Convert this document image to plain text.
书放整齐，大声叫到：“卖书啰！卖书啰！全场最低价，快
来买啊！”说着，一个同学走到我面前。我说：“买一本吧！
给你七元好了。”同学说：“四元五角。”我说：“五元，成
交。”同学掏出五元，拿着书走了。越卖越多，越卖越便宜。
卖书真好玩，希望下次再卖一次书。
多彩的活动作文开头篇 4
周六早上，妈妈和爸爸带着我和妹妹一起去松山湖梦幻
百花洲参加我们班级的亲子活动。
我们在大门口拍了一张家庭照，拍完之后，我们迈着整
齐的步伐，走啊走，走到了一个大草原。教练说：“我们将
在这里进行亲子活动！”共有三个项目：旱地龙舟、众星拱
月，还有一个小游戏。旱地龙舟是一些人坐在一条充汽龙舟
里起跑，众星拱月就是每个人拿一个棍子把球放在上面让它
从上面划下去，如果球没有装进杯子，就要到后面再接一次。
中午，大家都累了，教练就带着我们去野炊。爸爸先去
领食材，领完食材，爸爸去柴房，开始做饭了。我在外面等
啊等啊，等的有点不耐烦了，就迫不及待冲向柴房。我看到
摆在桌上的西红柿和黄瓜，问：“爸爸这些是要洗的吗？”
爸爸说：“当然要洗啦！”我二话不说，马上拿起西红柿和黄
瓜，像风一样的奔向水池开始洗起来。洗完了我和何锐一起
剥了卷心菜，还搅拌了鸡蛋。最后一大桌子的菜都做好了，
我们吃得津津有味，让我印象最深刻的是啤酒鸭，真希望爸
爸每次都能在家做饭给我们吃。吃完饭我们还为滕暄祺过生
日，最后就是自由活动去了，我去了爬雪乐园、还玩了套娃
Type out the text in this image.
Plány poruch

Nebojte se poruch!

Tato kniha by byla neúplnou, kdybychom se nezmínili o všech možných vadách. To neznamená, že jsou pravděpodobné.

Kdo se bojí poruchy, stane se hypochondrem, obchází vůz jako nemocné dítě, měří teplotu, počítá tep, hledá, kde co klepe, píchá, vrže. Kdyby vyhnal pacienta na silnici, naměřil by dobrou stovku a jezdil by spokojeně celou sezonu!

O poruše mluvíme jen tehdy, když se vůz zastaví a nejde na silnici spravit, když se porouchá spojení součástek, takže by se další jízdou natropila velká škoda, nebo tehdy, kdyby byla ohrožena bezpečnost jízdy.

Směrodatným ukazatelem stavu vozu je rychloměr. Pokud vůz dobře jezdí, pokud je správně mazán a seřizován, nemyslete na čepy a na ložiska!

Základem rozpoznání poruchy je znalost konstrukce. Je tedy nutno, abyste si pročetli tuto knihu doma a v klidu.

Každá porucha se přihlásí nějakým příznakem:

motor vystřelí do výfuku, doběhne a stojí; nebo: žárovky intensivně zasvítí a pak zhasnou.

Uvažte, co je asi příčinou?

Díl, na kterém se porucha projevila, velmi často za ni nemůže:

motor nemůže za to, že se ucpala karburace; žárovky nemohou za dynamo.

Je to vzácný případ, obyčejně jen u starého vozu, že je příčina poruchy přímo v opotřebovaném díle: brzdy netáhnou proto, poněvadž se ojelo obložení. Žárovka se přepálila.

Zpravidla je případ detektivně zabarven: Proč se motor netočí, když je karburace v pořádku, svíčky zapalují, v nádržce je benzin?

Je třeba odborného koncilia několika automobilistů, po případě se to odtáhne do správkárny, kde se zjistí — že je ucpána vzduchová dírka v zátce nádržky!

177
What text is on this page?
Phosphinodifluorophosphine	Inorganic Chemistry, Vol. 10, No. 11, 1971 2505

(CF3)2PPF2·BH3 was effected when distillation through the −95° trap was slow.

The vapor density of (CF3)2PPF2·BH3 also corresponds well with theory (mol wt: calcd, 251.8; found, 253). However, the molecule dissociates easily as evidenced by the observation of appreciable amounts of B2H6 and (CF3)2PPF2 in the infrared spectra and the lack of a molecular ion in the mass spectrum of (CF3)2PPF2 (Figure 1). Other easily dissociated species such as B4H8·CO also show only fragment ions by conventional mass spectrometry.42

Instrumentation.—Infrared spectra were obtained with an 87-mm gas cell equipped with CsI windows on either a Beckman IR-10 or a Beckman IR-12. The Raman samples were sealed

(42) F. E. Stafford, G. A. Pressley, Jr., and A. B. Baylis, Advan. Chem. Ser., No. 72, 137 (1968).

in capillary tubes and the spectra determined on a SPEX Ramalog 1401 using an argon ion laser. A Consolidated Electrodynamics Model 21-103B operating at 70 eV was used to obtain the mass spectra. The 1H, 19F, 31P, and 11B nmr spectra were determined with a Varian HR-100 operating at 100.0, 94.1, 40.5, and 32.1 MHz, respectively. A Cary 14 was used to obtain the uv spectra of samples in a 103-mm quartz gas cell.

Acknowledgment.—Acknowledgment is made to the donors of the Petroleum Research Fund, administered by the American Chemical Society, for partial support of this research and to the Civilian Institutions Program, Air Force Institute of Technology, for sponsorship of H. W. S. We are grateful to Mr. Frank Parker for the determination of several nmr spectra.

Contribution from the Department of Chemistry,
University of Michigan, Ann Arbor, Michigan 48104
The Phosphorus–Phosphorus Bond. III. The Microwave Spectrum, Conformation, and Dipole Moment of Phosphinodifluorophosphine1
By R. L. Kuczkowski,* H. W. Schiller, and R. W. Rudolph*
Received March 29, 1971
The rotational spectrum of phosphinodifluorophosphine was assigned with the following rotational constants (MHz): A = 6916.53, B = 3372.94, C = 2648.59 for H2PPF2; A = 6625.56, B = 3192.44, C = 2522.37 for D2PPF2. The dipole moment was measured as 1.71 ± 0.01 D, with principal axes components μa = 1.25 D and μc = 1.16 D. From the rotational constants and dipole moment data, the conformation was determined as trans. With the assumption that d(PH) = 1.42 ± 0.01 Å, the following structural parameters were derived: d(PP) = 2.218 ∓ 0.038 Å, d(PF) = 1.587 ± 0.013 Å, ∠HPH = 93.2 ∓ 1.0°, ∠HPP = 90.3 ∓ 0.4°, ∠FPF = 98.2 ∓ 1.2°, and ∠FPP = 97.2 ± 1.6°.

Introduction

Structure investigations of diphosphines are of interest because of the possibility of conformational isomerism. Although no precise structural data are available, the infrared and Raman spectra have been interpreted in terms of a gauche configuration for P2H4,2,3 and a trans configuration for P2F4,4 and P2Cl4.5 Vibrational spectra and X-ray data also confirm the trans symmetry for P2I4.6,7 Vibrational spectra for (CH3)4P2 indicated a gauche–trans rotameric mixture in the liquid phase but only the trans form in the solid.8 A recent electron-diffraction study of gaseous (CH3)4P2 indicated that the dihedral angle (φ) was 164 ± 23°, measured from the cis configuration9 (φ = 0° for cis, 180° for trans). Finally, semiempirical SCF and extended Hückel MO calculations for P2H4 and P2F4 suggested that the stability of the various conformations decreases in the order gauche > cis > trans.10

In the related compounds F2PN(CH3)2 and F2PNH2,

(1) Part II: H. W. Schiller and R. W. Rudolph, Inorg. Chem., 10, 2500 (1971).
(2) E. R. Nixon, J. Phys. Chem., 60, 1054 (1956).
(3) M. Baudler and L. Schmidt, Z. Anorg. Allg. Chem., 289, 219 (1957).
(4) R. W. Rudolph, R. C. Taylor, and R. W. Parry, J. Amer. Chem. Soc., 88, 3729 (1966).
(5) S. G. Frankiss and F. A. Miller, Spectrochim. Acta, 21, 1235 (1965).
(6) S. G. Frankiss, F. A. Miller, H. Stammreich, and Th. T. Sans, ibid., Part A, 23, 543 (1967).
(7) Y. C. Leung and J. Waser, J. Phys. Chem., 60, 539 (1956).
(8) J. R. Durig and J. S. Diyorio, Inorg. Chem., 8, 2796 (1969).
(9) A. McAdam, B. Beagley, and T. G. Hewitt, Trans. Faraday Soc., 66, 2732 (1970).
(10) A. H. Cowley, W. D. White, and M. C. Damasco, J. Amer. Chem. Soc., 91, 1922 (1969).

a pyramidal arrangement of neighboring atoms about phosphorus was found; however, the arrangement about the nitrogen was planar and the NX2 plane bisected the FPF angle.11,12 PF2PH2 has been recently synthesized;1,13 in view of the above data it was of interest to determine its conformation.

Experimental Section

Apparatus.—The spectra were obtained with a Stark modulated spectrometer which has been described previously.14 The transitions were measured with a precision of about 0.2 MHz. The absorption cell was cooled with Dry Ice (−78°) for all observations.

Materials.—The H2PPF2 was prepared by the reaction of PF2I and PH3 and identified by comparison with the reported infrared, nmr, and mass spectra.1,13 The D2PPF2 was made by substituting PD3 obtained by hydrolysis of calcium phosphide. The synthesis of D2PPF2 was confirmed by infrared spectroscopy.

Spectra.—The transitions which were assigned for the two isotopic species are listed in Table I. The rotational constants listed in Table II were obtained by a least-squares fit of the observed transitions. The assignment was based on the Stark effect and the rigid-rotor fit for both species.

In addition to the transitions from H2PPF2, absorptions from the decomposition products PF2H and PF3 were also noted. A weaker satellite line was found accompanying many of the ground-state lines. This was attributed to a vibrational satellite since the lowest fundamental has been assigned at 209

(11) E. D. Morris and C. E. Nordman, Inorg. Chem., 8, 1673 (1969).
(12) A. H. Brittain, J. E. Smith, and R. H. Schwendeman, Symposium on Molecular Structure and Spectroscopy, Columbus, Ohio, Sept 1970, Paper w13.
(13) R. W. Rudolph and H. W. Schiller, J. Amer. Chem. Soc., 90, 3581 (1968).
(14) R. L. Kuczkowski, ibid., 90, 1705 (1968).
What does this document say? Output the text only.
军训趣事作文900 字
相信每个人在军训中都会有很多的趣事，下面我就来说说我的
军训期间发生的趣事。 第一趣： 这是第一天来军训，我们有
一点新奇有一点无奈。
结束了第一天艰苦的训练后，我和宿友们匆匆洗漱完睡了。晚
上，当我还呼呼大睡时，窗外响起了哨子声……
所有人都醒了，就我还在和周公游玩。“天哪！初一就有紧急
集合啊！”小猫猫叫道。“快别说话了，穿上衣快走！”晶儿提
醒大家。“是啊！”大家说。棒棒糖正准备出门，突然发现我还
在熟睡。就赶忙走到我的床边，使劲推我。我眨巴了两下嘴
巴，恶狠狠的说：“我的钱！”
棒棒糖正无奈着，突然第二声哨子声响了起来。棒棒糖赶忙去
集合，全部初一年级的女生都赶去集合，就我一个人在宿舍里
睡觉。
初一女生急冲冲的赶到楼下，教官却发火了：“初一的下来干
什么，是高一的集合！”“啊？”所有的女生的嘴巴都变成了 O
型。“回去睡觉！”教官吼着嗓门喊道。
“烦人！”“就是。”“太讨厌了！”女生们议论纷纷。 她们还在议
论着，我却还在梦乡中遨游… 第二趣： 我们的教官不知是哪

....

→ Set exercise
Using the records above, list each line that includes "What".

→ Exercise solution
What text is on this page?
What does this document say? Output the text only.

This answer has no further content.